Instruction ▸ Reproduce this listing in full.

Dataset excerpts ▸

## begin

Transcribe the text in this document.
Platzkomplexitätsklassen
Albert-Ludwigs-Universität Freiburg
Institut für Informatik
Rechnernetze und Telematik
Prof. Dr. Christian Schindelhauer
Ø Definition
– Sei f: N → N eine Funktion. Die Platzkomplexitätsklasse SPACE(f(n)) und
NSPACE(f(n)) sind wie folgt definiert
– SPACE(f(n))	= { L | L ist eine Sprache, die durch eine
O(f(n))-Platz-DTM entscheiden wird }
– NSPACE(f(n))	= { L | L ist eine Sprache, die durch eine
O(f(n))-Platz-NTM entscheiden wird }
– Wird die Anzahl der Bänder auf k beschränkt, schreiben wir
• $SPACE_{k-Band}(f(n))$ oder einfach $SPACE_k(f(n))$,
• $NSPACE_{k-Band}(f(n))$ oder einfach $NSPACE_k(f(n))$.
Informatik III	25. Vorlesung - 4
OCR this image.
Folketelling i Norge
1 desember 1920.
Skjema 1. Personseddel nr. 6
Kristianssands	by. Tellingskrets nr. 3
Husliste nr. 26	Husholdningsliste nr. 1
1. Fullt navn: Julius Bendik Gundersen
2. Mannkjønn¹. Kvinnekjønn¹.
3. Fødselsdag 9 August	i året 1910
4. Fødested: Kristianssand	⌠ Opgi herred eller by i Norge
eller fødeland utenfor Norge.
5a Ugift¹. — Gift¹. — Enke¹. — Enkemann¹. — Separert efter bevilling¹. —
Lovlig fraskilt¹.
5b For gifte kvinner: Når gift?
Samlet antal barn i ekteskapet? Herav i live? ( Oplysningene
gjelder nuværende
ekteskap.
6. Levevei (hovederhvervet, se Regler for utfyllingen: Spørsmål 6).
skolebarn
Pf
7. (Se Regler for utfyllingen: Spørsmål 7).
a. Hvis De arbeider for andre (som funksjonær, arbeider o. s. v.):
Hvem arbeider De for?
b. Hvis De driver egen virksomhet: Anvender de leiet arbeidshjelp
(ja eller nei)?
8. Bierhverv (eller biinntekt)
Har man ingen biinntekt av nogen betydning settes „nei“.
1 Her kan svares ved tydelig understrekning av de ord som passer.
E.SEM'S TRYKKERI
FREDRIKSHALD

## end

Answer to the problem ▸
Transcribe the text in this document.
Platzkomplexitätsklassen
Albert-Ludwigs-Universität Freiburg
Institut für Informatik
Rechnernetze und Telematik
Prof. Dr. Christian Schindelhauer
Ø Definition
– Sei f: N → N eine Funktion. Die Platzkomplexitätsklasse SPACE(f(n)) und
NSPACE(f(n)) sind wie folgt definiert
– SPACE(f(n))	= { L | L ist eine Sprache, die durch eine
O(f(n))-Platz-DTM entscheiden wird }
– NSPACE(f(n))	= { L | L ist eine Sprache, die durch eine
O(f(n))-Platz-NTM entscheiden wird }
– Wird die Anzahl der Bänder auf k beschränkt, schreiben wir
• $SPACE_{k-Band}(f(n))$ oder einfach $SPACE_k(f(n))$,
• $NSPACE_{k-Band}(f(n))$ oder einfach $NSPACE_k(f(n))$.
Informatik III	25. Vorlesung - 4
OCR this image.
Folketelling i Norge
1 desember 1920.
Skjema 1. Personseddel nr. 6
Kristianssands	by. Tellingskrets nr. 3
Husliste nr. 26	Husholdningsliste nr. 1
1. Fullt navn: Julius Bendik Gundersen
2. Mannkjønn¹. Kvinnekjønn¹.
3. Fødselsdag 9 August	i året 1910
4. Fødested: Kristianssand	⌠ Opgi herred eller by i Norge
eller fødeland utenfor Norge.
5a Ugift¹. — Gift¹. — Enke¹. — Enkemann¹. — Separert efter bevilling¹. —
Lovlig fraskilt¹.
5b For gifte kvinner: Når gift?
Samlet antal barn i ekteskapet? Herav i live? ( Oplysningene
gjelder nuværende
ekteskap.
6. Levevei (hovederhvervet, se Regler for utfyllingen: Spørsmål 6).
skolebarn
Pf
7. (Se Regler for utfyllingen: Spørsmål 7).
a. Hvis De arbeider for andre (som funksjonær, arbeider o. s. v.):
Hvem arbeider De for?
b. Hvis De driver egen virksomhet: Anvender de leiet arbeidshjelp
(ja eller nei)?
8. Bierhverv (eller biinntekt)
Har man ingen biinntekt av nogen betydning settes „nei“.
1 Her kan svares ved tydelig understrekning av de ord som passer.
E.SEM'S TRYKKERI
FREDRIKSHALD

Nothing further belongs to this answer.